• [PROBLEM TO WORK ON] Restate all of the entries exactly, dropping any pictures they hold.

Start of ITEMS

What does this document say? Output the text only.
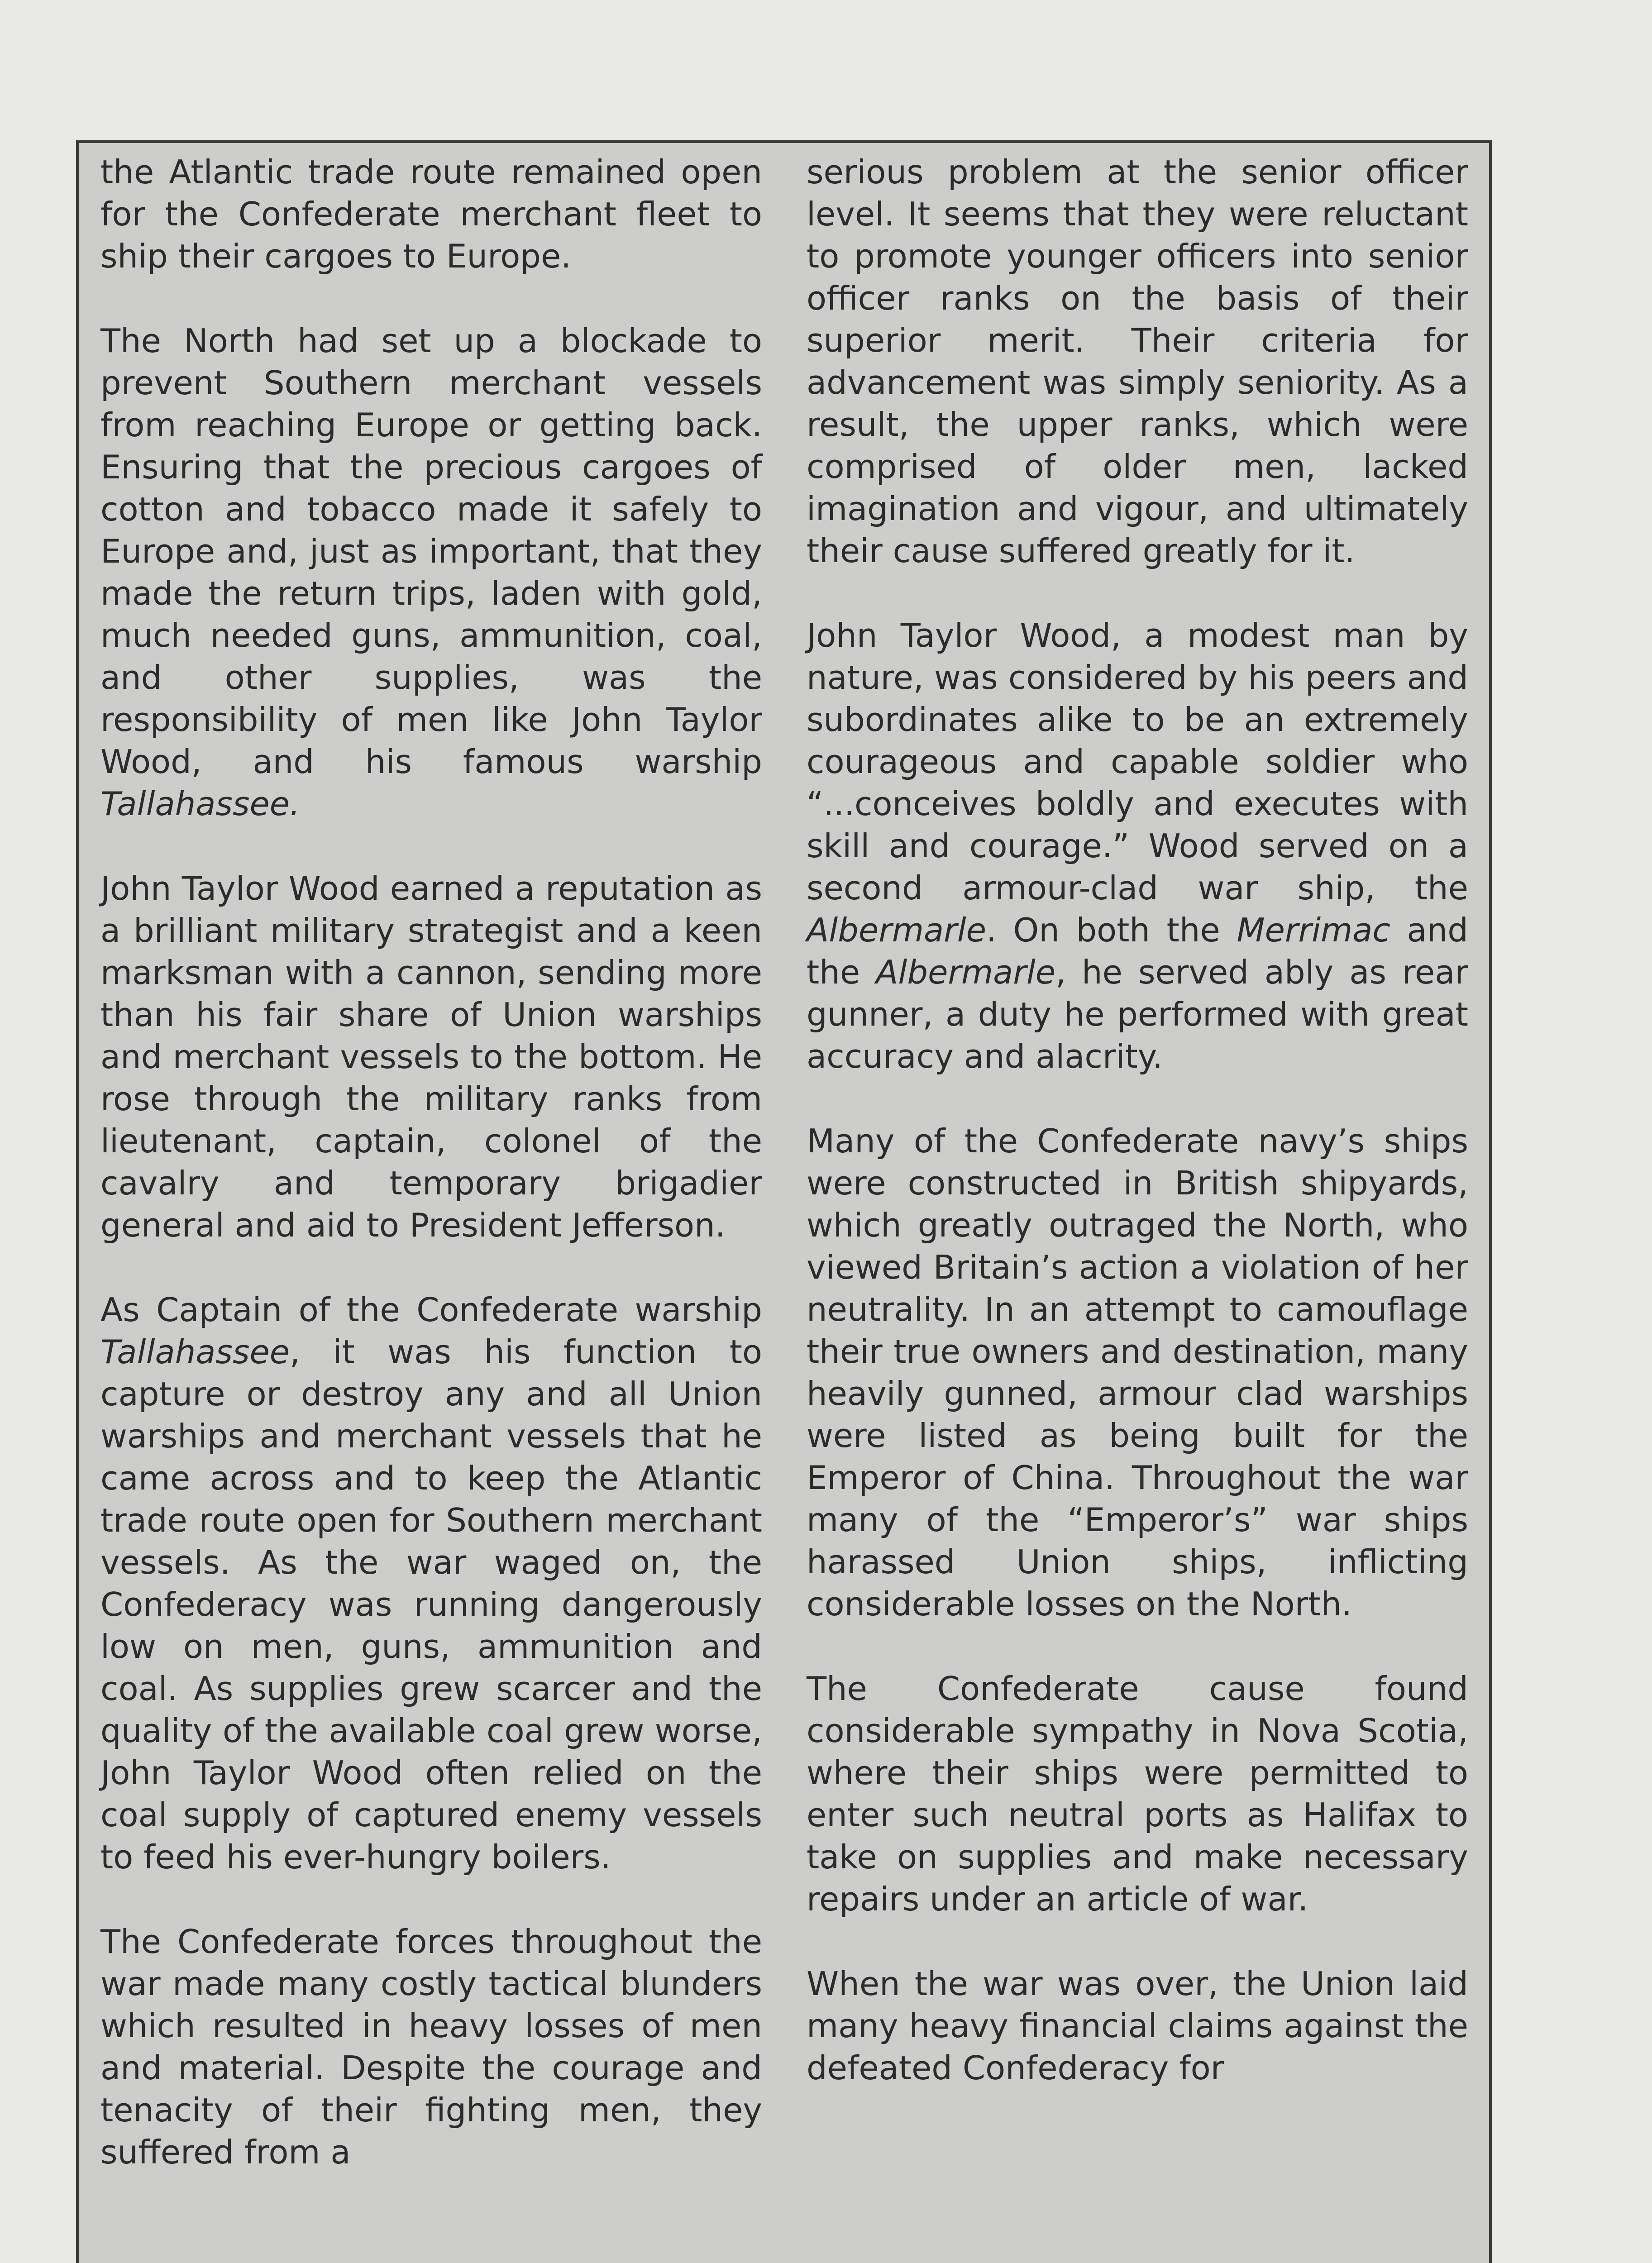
the Atlantic trade route remained open for the Confederate merchant fleet to ship their cargoes to Europe.

The North had set up a blockade to prevent Southern merchant vessels from reaching Europe or getting back. Ensuring that the precious cargoes of cotton and tobacco made it safely to Europe and, just as important, that they made the return trips, laden with gold, much needed guns, ammunition, coal, and other supplies, was the responsibility of men like John Taylor Wood, and his famous warship Tallahassee.

John Taylor Wood earned a reputation as a brilliant military strategist and a keen marksman with a cannon, sending more than his fair share of Union warships and merchant vessels to the bottom. He rose through the military ranks from lieutenant, captain, colonel of the cavalry and temporary brigadier general and aid to President Jefferson.

As Captain of the Confederate warship Tallahassee, it was his function to capture or destroy any and all Union warships and merchant vessels that he came across and to keep the Atlantic trade route open for Southern merchant vessels. As the war waged on, the Confederacy was running dangerously low on men, guns, ammunition and coal. As supplies grew scarcer and the quality of the available coal grew worse, John Taylor Wood often relied on the coal supply of captured enemy vessels to feed his ever-hungry boilers.

The Confederate forces throughout the war made many costly tactical blunders which resulted in heavy losses of men and material. Despite the courage and tenacity of their fighting men, they suffered from a

serious problem at the senior officer level. It seems that they were reluctant to promote younger officers into senior officer ranks on the basis of their superior merit. Their criteria for advancement was simply seniority. As a result, the upper ranks, which were comprised of older men, lacked imagination and vigour, and ultimately their cause suffered greatly for it.

John Taylor Wood, a modest man by nature, was considered by his peers and subordinates alike to be an extremely courageous and capable soldier who “...conceives boldly and executes with skill and courage.” Wood served on a second armour-clad war ship, the Albermarle. On both the Merrimac and the Albermarle, he served ably as rear gunner, a duty he performed with great accuracy and alacrity.

Many of the Confederate navy’s ships were constructed in British shipyards, which greatly outraged the North, who viewed Britain’s action a violation of her neutrality. In an attempt to camouflage their true owners and destination, many heavily gunned, armour clad warships were listed as being built for the Emperor of China. Throughout the war many of the “Emperor’s” war ships harassed Union ships, inflicting considerable losses on the North.

The Confederate cause found considerable sympathy in Nova Scotia, where their ships were permitted to enter such neutral ports as Halifax to take on supplies and make necessary repairs under an article of war.

When the war was over, the Union laid many heavy financial claims against the defeated Confederacy for
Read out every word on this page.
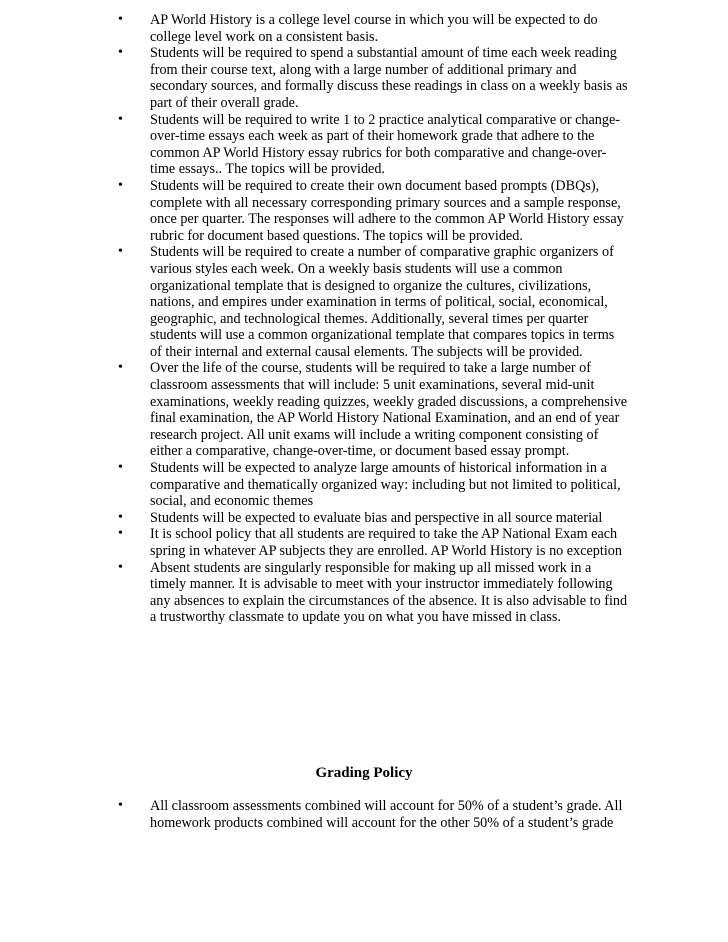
•	AP World History is a college level course in which you will be expected to do college level work on a consistent basis.
•	Students will be required to spend a substantial amount of time each week reading from their course text, along with a large number of additional primary and secondary sources, and formally discuss these readings in class on a weekly basis as part of their overall grade.
•	Students will be required to write 1 to 2 practice analytical comparative or change-over-time essays each week as part of their homework grade that adhere to the common AP World History essay rubrics for both comparative and change-over-time essays.. The topics will be provided.
•	Students will be required to create their own document based prompts (DBQs), complete with all necessary corresponding primary sources and a sample response, once per quarter. The responses will adhere to the common AP World History essay rubric for document based questions. The topics will be provided.
•	Students will be required to create a number of comparative graphic organizers of various styles each week. On a weekly basis students will use a common organizational template that is designed to organize the cultures, civilizations, nations, and empires under examination in terms of political, social, economical, geographic, and technological themes. Additionally, several times per quarter students will use a common organizational template that compares topics in terms of their internal and external causal elements. The subjects will be provided.
•	Over the life of the course, students will be required to take a large number of classroom assessments that will include: 5 unit examinations, several mid-unit examinations, weekly reading quizzes, weekly graded discussions, a comprehensive final examination, the AP World History National Examination, and an end of year research project. All unit exams will include a writing component consisting of either a comparative, change-over-time, or document based essay prompt.
•	Students will be expected to analyze large amounts of historical information in a comparative and thematically organized way: including but not limited to political, social, and economic themes
•	Students will be expected to evaluate bias and perspective in all source material
•	It is school policy that all students are required to take the AP National Exam each spring in whatever AP subjects they are enrolled. AP World History is no exception
•	Absent students are singularly responsible for making up all missed work in a timely manner. It is advisable to meet with your instructor immediately following any absences to explain the circumstances of the absence. It is also advisable to find a trustworthy classmate to update you on what you have missed in class.
Grading Policy
•	All classroom assessments combined will account for 50% of a student’s grade. All homework products combined will account for the other 50% of a student’s grade
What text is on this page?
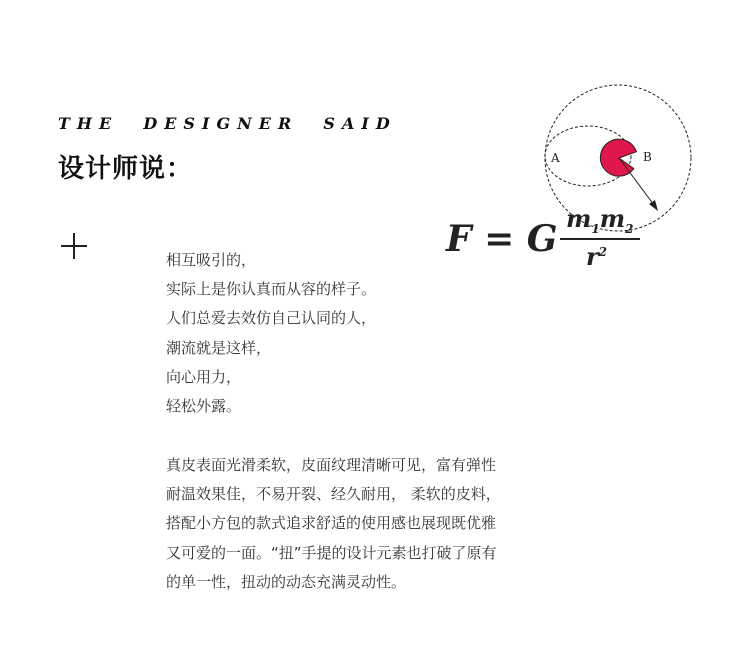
THE  DESIGNER  SAID
设计师说：
相互吸引的，
实际上是你认真而从容的样子。
人们总爱去效仿自己认同的人，
潮流就是这样，
向心用力，
轻松外露。
真皮表面光滑柔软，皮面纹理清晰可见，富有弹性
耐温效果佳，不易开裂、经久耐用， 柔软的皮料，
搭配小方包的款式追求舒适的使用感也展现既优雅
又可爱的一面。“扭”手提的设计元素也打破了原有
的单一性，扭动的动态充满灵动性。
F = G $m_1m_2$
$r^2$
A	B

End of ITEMS

• [WRITTEN REPLY]
What does this document say? Output the text only.
the Atlantic trade route remained open for the Confederate merchant fleet to ship their cargoes to Europe.

The North had set up a blockade to prevent Southern merchant vessels from reaching Europe or getting back. Ensuring that the precious cargoes of cotton and tobacco made it safely to Europe and, just as important, that they made the return trips, laden with gold, much needed guns, ammunition, coal, and other supplies, was the responsibility of men like John Taylor Wood, and his famous warship Tallahassee.

John Taylor Wood earned a reputation as a brilliant military strategist and a keen marksman with a cannon, sending more than his fair share of Union warships and merchant vessels to the bottom. He rose through the military ranks from lieutenant, captain, colonel of the cavalry and temporary brigadier general and aid to President Jefferson.

As Captain of the Confederate warship Tallahassee, it was his function to capture or destroy any and all Union warships and merchant vessels that he came across and to keep the Atlantic trade route open for Southern merchant vessels. As the war waged on, the Confederacy was running dangerously low on men, guns, ammunition and coal. As supplies grew scarcer and the quality of the available coal grew worse, John Taylor Wood often relied on the coal supply of captured enemy vessels to feed his ever-hungry boilers.

The Confederate forces throughout the war made many costly tactical blunders which resulted in heavy losses of men and material. Despite the courage and tenacity of their fighting men, they suffered from a

serious problem at the senior officer level. It seems that they were reluctant to promote younger officers into senior officer ranks on the basis of their superior merit. Their criteria for advancement was simply seniority. As a result, the upper ranks, which were comprised of older men, lacked imagination and vigour, and ultimately their cause suffered greatly for it.

John Taylor Wood, a modest man by nature, was considered by his peers and subordinates alike to be an extremely courageous and capable soldier who “...conceives boldly and executes with skill and courage.” Wood served on a second armour-clad war ship, the Albermarle. On both the Merrimac and the Albermarle, he served ably as rear gunner, a duty he performed with great accuracy and alacrity.

Many of the Confederate navy’s ships were constructed in British shipyards, which greatly outraged the North, who viewed Britain’s action a violation of her neutrality. In an attempt to camouflage their true owners and destination, many heavily gunned, armour clad warships were listed as being built for the Emperor of China. Throughout the war many of the “Emperor’s” war ships harassed Union ships, inflicting considerable losses on the North.

The Confederate cause found considerable sympathy in Nova Scotia, where their ships were permitted to enter such neutral ports as Halifax to take on supplies and make necessary repairs under an article of war.

When the war was over, the Union laid many heavy financial claims against the defeated Confederacy for
Read out every word on this page.
•	AP World History is a college level course in which you will be expected to do college level work on a consistent basis.
•	Students will be required to spend a substantial amount of time each week reading from their course text, along with a large number of additional primary and secondary sources, and formally discuss these readings in class on a weekly basis as part of their overall grade.
•	Students will be required to write 1 to 2 practice analytical comparative or change-over-time essays each week as part of their homework grade that adhere to the common AP World History essay rubrics for both comparative and change-over-time essays.. The topics will be provided.
•	Students will be required to create their own document based prompts (DBQs), complete with all necessary corresponding primary sources and a sample response, once per quarter. The responses will adhere to the common AP World History essay rubric for document based questions. The topics will be provided.
•	Students will be required to create a number of comparative graphic organizers of various styles each week. On a weekly basis students will use a common organizational template that is designed to organize the cultures, civilizations, nations, and empires under examination in terms of political, social, economical, geographic, and technological themes. Additionally, several times per quarter students will use a common organizational template that compares topics in terms of their internal and external causal elements. The subjects will be provided.
•	Over the life of the course, students will be required to take a large number of classroom assessments that will include: 5 unit examinations, several mid-unit examinations, weekly reading quizzes, weekly graded discussions, a comprehensive final examination, the AP World History National Examination, and an end of year research project. All unit exams will include a writing component consisting of either a comparative, change-over-time, or document based essay prompt.
•	Students will be expected to analyze large amounts of historical information in a comparative and thematically organized way: including but not limited to political, social, and economic themes
•	Students will be expected to evaluate bias and perspective in all source material
•	It is school policy that all students are required to take the AP National Exam each spring in whatever AP subjects they are enrolled. AP World History is no exception
•	Absent students are singularly responsible for making up all missed work in a timely manner. It is advisable to meet with your instructor immediately following any absences to explain the circumstances of the absence. It is also advisable to find a trustworthy classmate to update you on what you have missed in class.
Grading Policy
•	All classroom assessments combined will account for 50% of a student’s grade. All homework products combined will account for the other 50% of a student’s grade
What text is on this page?
THE  DESIGNER  SAID
设计师说：
相互吸引的，
实际上是你认真而从容的样子。
人们总爱去效仿自己认同的人，
潮流就是这样，
向心用力，
轻松外露。
真皮表面光滑柔软，皮面纹理清晰可见，富有弹性
耐温效果佳，不易开裂、经久耐用， 柔软的皮料，
搭配小方包的款式追求舒适的使用感也展现既优雅
又可爱的一面。“扭”手提的设计元素也打破了原有
的单一性，扭动的动态充满灵动性。
F = G $m_1m_2$
$r^2$
A	B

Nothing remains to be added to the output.